• PROVIDED DATA:

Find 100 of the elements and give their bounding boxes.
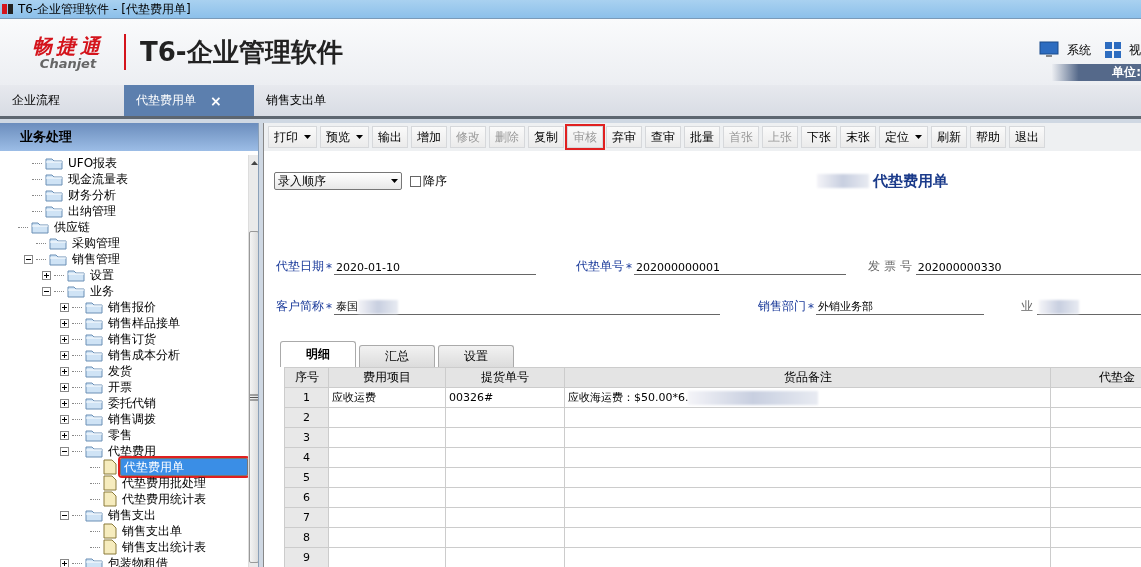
scrollbar[interactable]: [248, 155, 258, 567]
toolbar-button[interactable]: 帮助: [970, 126, 1006, 148]
tree-item[interactable]: 销售报价: [106, 298, 158, 316]
brand-logo: 畅捷通: [32, 34, 104, 57]
tree-item[interactable]: 销售订货: [106, 330, 158, 348]
expand-icon[interactable]: [42, 270, 51, 280]
folder-icon: [85, 508, 103, 522]
tree-item[interactable]: 销售支出: [106, 506, 158, 524]
toolbar-button[interactable]: 退出: [1009, 126, 1045, 148]
toolbar-button[interactable]: 刷新: [931, 126, 967, 148]
document-icon: [103, 459, 117, 475]
expand-icon[interactable]: [60, 318, 69, 328]
expand-icon[interactable]: [60, 430, 69, 440]
toolbar-button[interactable]: 定位: [879, 126, 928, 148]
menu-item[interactable]: 视: [1129, 41, 1141, 59]
close-icon[interactable]: ×: [210, 92, 222, 109]
monitor-icon[interactable]: [1039, 41, 1059, 59]
tab[interactable]: 销售支出单: [254, 85, 378, 116]
checkbox[interactable]: [410, 175, 421, 187]
folder-icon: [85, 444, 103, 458]
tree-item[interactable]: 采购管理: [70, 234, 122, 252]
menu-item[interactable]: 系统: [1067, 41, 1091, 59]
collapse-icon[interactable]: [60, 446, 69, 456]
caret-icon[interactable]: [304, 135, 311, 139]
expand-icon[interactable]: [60, 350, 69, 360]
column-header: 提货单号: [445, 367, 565, 388]
tree-item[interactable]: 代垫费用批处理: [120, 474, 208, 492]
tree-item[interactable]: 开票: [106, 378, 134, 396]
caret-icon[interactable]: [356, 135, 363, 139]
form-title: 代垫费用单: [873, 171, 948, 191]
tree-item[interactable]: 委托代销: [106, 394, 158, 412]
toolbar-button[interactable]: 复制: [528, 126, 564, 148]
document-icon: [103, 475, 117, 491]
expand-icon[interactable]: [60, 302, 69, 312]
tree-item[interactable]: 出纳管理: [66, 202, 118, 220]
tree-item[interactable]: 销售调拨: [106, 410, 158, 428]
input-field[interactable]: [1037, 300, 1141, 315]
caret-icon[interactable]: [391, 179, 398, 183]
folder-icon: [85, 348, 103, 362]
input-field[interactable]: 外销业务部: [816, 299, 984, 315]
window-title: T6-企业管理软件 - [代垫费用单]: [18, 0, 191, 18]
tree-item[interactable]: 销售支出统计表: [120, 538, 208, 556]
toolbar-button[interactable]: 查审: [645, 126, 681, 148]
tree-item[interactable]: 发货: [106, 362, 134, 380]
expand-icon[interactable]: [60, 334, 69, 344]
input-field[interactable]: 202000000330: [915, 261, 1141, 275]
input-field[interactable]: 202000000001: [634, 261, 846, 275]
expand-icon[interactable]: [60, 366, 69, 376]
toolbar-button[interactable]: 输出: [372, 126, 408, 148]
tab[interactable]: 汇总: [359, 345, 435, 367]
tree-item[interactable]: 代垫费用统计表: [120, 490, 208, 508]
tree-item[interactable]: 零售: [106, 426, 134, 444]
folder-icon: [49, 252, 67, 266]
tab[interactable]: 明细: [280, 341, 356, 367]
toolbar-button[interactable]: 下张: [801, 126, 837, 148]
expand-icon[interactable]: [60, 398, 69, 408]
toolbar-button[interactable]: 批量: [684, 126, 720, 148]
folder-icon: [31, 220, 49, 234]
row-number: 8: [303, 531, 310, 544]
collapse-icon[interactable]: [24, 254, 33, 264]
tab[interactable]: 企业流程: [0, 85, 124, 116]
expand-icon[interactable]: [60, 382, 69, 392]
tree-item[interactable]: 代垫费用: [106, 442, 158, 460]
row-number: 7: [303, 511, 310, 524]
row-number: 9: [303, 551, 310, 564]
folder-icon: [45, 156, 63, 170]
grid-icon[interactable]: [1105, 42, 1121, 58]
tree-item[interactable]: 供应链: [52, 218, 92, 236]
column-header: 代垫金: [1050, 367, 1141, 388]
toolbar-button[interactable]: 增加: [411, 126, 447, 148]
collapse-icon[interactable]: [42, 286, 51, 296]
sort-select[interactable]: 录入顺序: [274, 172, 402, 190]
tree-item[interactable]: 销售支出单: [120, 522, 184, 540]
tree-item[interactable]: 现金流量表: [66, 170, 130, 188]
toolbar-button[interactable]: 弃审: [606, 126, 642, 148]
tree-item[interactable]: 财务分析: [66, 186, 118, 204]
tab[interactable]: 代垫费用单 ×: [124, 85, 254, 116]
tree-item[interactable]: 业务: [88, 282, 116, 300]
collapse-icon[interactable]: [60, 510, 69, 520]
expand-icon[interactable]: [60, 558, 69, 567]
tree-item[interactable]: 销售样品接单: [106, 314, 182, 332]
toolbar-button[interactable]: 打印: [268, 126, 317, 148]
field-label: 客户简称: [276, 298, 324, 315]
toolbar-button[interactable]: 末张: [840, 126, 876, 148]
tree-item[interactable]: 销售成本分析: [106, 346, 182, 364]
caret-icon[interactable]: [915, 135, 922, 139]
tree-item[interactable]: 销售管理: [70, 250, 122, 268]
input-field[interactable]: 2020-01-10: [334, 261, 536, 275]
document-icon: [103, 491, 117, 507]
input-field[interactable]: 泰国: [334, 299, 720, 315]
field-label: 发 票 号: [868, 258, 912, 275]
toolbar-button[interactable]: 预览: [320, 126, 369, 148]
tree-item[interactable]: UFO报表: [66, 154, 120, 172]
scroll-up-icon[interactable]: [250, 161, 258, 165]
tree-item[interactable]: 设置: [88, 266, 116, 284]
folder-icon: [85, 428, 103, 442]
expand-icon[interactable]: [60, 414, 69, 424]
column-header: 序号: [284, 367, 329, 388]
row-number: 4: [303, 451, 310, 464]
tab[interactable]: 设置: [438, 345, 514, 367]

• TASK: Render every line of the material above as a JSON list of strings, one string per line, with blank lines left out. Leave the pictures out of the answer.

• RESULT OF THIS TASK:
[
  "Find 100 of the elements and give their bounding boxes.",
  "scrollbar[interactable]: [248, 155, 258, 567]",
  "toolbar-button[interactable]: 帮助: [970, 126, 1006, 148]",
  "tree-item[interactable]: 销售报价: [106, 298, 158, 316]",
  "brand-logo: 畅捷通: [32, 34, 104, 57]",
  "tree-item[interactable]: 销售订货: [106, 330, 158, 348]",
  "expand-icon[interactable]: [42, 270, 51, 280]",
  "folder-icon: [85, 508, 103, 522]",
  "tree-item[interactable]: 销售支出: [106, 506, 158, 524]",
  "toolbar-button[interactable]: 退出: [1009, 126, 1045, 148]",
  "toolbar-button[interactable]: 刷新: [931, 126, 967, 148]",
  "document-icon: [103, 459, 117, 475]",
  "expand-icon[interactable]: [60, 318, 69, 328]",
  "expand-icon[interactable]: [60, 430, 69, 440]",
  "toolbar-button[interactable]: 定位: [879, 126, 928, 148]",
  "menu-item[interactable]: 视: [1129, 41, 1141, 59]",
  "close-icon[interactable]: ×: [210, 92, 222, 109]",
  "monitor-icon[interactable]: [1039, 41, 1059, 59]",
  "tab[interactable]: 销售支出单: [254, 85, 378, 116]",
  "checkbox[interactable]: [410, 175, 421, 187]",
  "folder-icon: [85, 444, 103, 458]",
  "tree-item[interactable]: 采购管理: [70, 234, 122, 252]",
  "menu-item[interactable]: 系统: [1067, 41, 1091, 59]",
  "collapse-icon[interactable]: [60, 446, 69, 456]",
  "caret-icon[interactable]: [304, 135, 311, 139]",
  "expand-icon[interactable]: [60, 350, 69, 360]",
  "column-header: 提货单号: [445, 367, 565, 388]",
  "tree-item[interactable]: 代垫费用批处理: [120, 474, 208, 492]",
  "tree-item[interactable]: 开票: [106, 378, 134, 396]",
  "caret-icon[interactable]: [356, 135, 363, 139]",
  "form-title: 代垫费用单: [873, 171, 948, 191]",
  "tree-item[interactable]: 委托代销: [106, 394, 158, 412]",
  "toolbar-button[interactable]: 复制: [528, 126, 564, 148]",
  "document-icon: [103, 475, 117, 491]",
  "expand-icon[interactable]: [60, 302, 69, 312]",
  "tree-item[interactable]: 出纳管理: [66, 202, 118, 220]",
  "tree-item[interactable]: 销售调拨: [106, 410, 158, 428]",
  "input-field[interactable]: [1037, 300, 1141, 315]",
  "caret-icon[interactable]: [391, 179, 398, 183]",
  "folder-icon: [85, 348, 103, 362]",
  "input-field[interactable]: 外销业务部: [816, 299, 984, 315]",
  "window-title: T6-企业管理软件 - [代垫费用单]: [18, 0, 191, 18]",
  "tree-item[interactable]: 销售支出统计表: [120, 538, 208, 556]",
  "toolbar-button[interactable]: 查审: [645, 126, 681, 148]",
  "tree-item[interactable]: 发货: [106, 362, 134, 380]",
  "expand-icon[interactable]: [60, 334, 69, 344]",
  "input-field[interactable]: 202000000330: [915, 261, 1141, 275]",
  "input-field[interactable]: 202000000001: [634, 261, 846, 275]",
  "expand-icon[interactable]: [60, 366, 69, 376]",
  "toolbar-button[interactable]: 输出: [372, 126, 408, 148]",
  "tab[interactable]: 汇总: [359, 345, 435, 367]",
  "tree-item[interactable]: 代垫费用统计表: [120, 490, 208, 508]",
  "tree-item[interactable]: 零售: [106, 426, 134, 444]",
  "folder-icon: [49, 252, 67, 266]",
  "tab[interactable]: 明细: [280, 341, 356, 367]",
  "toolbar-button[interactable]: 下张: [801, 126, 837, 148]",
  "expand-icon[interactable]: [60, 398, 69, 408]",
  "toolbar-button[interactable]: 批量: [684, 126, 720, 148]",
  "folder-icon: [31, 220, 49, 234]",
  "row-number: 8: [303, 531, 310, 544]",
  "collapse-icon[interactable]: [24, 254, 33, 264]",
  "tab[interactable]: 企业流程: [0, 85, 124, 116]",
  "expand-icon[interactable]: [60, 382, 69, 392]",
  "tree-item[interactable]: 代垫费用: [106, 442, 158, 460]",
  "row-number: 7: [303, 511, 310, 524]",
  "row-number: 9: [303, 551, 310, 564]",
  "folder-icon: [45, 156, 63, 170]",
  "grid-icon[interactable]: [1105, 42, 1121, 58]",
  "tree-item[interactable]: 供应链: [52, 218, 92, 236]",
  "column-header: 代垫金: [1050, 367, 1141, 388]",
  "toolbar-button[interactable]: 增加: [411, 126, 447, 148]",
  "collapse-icon[interactable]: [42, 286, 51, 296]",
  "sort-select[interactable]: 录入顺序: [274, 172, 402, 190]",
  "tree-item[interactable]: 销售支出单: [120, 522, 184, 540]",
  "tree-item[interactable]: 现金流量表: [66, 170, 130, 188]",
  "toolbar-button[interactable]: 弃审: [606, 126, 642, 148]",
  "tree-item[interactable]: 财务分析: [66, 186, 118, 204]",
  "tab[interactable]: 代垫费用单 ×: [124, 85, 254, 116]",
  "tree-item[interactable]: 业务: [88, 282, 116, 300]",
  "collapse-icon[interactable]: [60, 510, 69, 520]",
  "expand-icon[interactable]: [60, 558, 69, 567]",
  "tree-item[interactable]: 销售样品接单: [106, 314, 182, 332]",
  "toolbar-button[interactable]: 打印: [268, 126, 317, 148]",
  "field-label: 客户简称: [276, 298, 324, 315]",
  "toolbar-button[interactable]: 末张: [840, 126, 876, 148]",
  "tree-item[interactable]: 销售成本分析: [106, 346, 182, 364]",
  "caret-icon[interactable]: [915, 135, 922, 139]",
  "tree-item[interactable]: 销售管理: [70, 250, 122, 268]",
  "input-field[interactable]: 2020-01-10: [334, 261, 536, 275]",
  "document-icon: [103, 491, 117, 507]",
  "input-field[interactable]: 泰国: [334, 299, 720, 315]",
  "field-label: 发 票 号: [868, 258, 912, 275]",
  "toolbar-button[interactable]: 预览: [320, 126, 369, 148]",
  "tree-item[interactable]: UFO报表: [66, 154, 120, 172]",
  "scroll-up-icon[interactable]: [250, 161, 258, 165]",
  "tree-item[interactable]: 设置: [88, 266, 116, 284]",
  "folder-icon: [85, 428, 103, 442]",
  "expand-icon[interactable]: [60, 414, 69, 424]",
  "column-header: 序号: [284, 367, 329, 388]",
  "row-number: 4: [303, 451, 310, 464]",
  "tab[interactable]: 设置: [438, 345, 514, 367]"
]